# Record extracts
|---|
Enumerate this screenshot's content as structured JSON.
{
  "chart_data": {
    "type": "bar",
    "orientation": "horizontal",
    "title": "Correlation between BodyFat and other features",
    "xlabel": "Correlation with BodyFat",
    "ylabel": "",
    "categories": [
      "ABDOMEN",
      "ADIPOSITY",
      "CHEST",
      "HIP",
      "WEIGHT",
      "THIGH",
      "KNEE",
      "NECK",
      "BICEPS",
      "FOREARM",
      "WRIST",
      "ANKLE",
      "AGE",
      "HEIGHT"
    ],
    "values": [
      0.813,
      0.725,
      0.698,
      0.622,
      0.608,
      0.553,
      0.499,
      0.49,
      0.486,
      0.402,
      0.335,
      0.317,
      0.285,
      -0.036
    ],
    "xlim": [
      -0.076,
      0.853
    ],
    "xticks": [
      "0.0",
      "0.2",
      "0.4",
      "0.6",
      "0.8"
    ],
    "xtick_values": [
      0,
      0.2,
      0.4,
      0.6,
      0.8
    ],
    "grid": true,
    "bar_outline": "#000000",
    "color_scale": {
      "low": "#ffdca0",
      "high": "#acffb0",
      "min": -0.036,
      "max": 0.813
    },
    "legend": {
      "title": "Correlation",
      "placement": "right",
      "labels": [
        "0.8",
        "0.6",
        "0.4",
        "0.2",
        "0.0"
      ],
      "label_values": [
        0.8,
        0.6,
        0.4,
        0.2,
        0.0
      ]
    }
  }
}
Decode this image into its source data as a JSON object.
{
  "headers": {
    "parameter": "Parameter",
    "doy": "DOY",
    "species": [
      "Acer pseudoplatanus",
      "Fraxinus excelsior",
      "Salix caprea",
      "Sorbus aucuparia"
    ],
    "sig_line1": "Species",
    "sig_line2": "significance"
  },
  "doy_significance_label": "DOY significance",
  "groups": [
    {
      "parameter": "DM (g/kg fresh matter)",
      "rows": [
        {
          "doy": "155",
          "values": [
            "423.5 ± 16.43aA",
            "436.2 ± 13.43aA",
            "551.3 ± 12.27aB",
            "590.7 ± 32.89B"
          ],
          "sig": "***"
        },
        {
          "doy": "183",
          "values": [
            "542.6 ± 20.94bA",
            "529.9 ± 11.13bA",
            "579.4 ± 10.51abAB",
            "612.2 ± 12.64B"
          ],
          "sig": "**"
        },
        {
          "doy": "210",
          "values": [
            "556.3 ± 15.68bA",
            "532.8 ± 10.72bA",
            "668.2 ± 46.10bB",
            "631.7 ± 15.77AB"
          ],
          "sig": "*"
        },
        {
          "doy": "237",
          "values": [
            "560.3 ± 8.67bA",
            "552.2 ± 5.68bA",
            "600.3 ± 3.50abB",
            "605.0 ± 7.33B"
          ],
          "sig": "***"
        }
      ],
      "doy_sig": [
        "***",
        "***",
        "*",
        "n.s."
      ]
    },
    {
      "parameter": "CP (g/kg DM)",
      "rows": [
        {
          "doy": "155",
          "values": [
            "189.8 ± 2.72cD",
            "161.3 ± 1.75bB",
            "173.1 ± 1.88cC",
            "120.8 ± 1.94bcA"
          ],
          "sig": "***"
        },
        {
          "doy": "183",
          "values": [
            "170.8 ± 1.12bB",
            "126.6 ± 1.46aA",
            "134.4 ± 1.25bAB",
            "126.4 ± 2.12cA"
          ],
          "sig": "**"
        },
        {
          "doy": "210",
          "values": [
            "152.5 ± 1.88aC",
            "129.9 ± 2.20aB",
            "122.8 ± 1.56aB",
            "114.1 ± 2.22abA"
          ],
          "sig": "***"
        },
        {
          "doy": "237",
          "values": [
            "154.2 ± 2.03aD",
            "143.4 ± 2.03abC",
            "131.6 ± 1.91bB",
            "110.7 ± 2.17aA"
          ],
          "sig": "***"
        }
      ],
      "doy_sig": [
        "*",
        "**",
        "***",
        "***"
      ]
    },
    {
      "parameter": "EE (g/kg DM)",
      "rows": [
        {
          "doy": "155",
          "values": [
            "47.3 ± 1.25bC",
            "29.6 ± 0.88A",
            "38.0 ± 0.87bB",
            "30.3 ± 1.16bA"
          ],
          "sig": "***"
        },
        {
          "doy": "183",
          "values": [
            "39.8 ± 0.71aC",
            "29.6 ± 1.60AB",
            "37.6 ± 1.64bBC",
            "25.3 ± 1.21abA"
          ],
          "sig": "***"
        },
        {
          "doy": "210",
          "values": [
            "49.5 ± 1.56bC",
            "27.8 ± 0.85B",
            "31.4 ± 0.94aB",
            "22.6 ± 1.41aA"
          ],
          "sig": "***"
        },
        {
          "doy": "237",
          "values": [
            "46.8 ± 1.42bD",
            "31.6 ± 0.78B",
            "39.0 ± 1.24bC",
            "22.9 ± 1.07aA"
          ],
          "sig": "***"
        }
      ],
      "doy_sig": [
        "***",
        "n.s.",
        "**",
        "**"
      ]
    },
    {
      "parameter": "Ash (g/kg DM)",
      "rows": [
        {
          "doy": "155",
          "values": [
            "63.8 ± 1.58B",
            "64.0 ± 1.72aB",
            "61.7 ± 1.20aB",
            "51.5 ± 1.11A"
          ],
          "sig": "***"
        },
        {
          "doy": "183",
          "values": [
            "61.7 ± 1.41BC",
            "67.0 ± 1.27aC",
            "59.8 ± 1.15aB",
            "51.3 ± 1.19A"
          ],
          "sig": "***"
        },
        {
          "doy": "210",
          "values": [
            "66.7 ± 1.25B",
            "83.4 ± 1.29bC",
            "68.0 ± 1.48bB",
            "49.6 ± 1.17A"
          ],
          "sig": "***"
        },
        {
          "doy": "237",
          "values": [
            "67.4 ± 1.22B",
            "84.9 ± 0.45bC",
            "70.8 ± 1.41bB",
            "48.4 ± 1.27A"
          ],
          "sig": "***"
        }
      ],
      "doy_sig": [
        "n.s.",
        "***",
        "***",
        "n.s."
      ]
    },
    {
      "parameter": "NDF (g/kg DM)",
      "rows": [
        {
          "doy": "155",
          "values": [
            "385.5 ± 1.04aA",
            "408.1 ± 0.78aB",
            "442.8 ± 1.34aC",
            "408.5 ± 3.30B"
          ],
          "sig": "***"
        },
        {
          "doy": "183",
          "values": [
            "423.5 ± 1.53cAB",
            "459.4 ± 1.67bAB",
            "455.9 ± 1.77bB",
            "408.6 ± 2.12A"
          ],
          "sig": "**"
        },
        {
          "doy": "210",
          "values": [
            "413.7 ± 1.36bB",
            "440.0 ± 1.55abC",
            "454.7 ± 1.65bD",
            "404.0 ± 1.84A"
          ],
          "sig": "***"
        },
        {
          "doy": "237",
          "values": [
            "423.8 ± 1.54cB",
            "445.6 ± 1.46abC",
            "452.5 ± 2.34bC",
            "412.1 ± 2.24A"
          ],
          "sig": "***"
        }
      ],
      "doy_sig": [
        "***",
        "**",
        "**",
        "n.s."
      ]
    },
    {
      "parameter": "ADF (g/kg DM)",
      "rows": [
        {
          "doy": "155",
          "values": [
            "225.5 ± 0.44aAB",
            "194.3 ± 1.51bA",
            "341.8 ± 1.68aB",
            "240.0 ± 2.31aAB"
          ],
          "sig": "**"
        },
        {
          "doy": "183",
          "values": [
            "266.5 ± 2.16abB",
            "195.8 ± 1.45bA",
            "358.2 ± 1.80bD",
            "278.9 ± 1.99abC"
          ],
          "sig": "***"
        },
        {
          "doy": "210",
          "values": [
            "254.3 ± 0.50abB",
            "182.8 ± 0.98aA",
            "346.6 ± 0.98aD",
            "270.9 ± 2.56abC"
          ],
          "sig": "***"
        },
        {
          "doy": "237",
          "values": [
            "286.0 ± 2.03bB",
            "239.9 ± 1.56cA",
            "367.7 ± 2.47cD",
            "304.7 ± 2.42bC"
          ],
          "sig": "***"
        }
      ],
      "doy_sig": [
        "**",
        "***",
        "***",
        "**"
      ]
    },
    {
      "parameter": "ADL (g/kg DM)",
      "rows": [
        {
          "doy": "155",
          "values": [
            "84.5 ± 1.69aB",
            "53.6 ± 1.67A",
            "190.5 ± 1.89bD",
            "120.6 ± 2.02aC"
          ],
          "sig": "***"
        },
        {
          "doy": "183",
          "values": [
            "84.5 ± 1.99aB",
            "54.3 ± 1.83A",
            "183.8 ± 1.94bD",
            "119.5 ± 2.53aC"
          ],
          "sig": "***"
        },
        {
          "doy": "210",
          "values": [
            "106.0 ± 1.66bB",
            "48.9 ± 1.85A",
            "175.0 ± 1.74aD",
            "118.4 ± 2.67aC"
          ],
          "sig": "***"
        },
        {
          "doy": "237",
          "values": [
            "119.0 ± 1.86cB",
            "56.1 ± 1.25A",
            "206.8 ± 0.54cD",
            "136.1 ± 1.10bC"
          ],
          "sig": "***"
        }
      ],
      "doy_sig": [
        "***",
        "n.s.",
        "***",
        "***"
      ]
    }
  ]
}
|---|
# The exercise
Pick out all lines from the data above in which the word "BodyFat" appears.

# Exercise solution
    "title": "Correlation between BodyFat and other features",
    "xlabel": "Correlation with BodyFat",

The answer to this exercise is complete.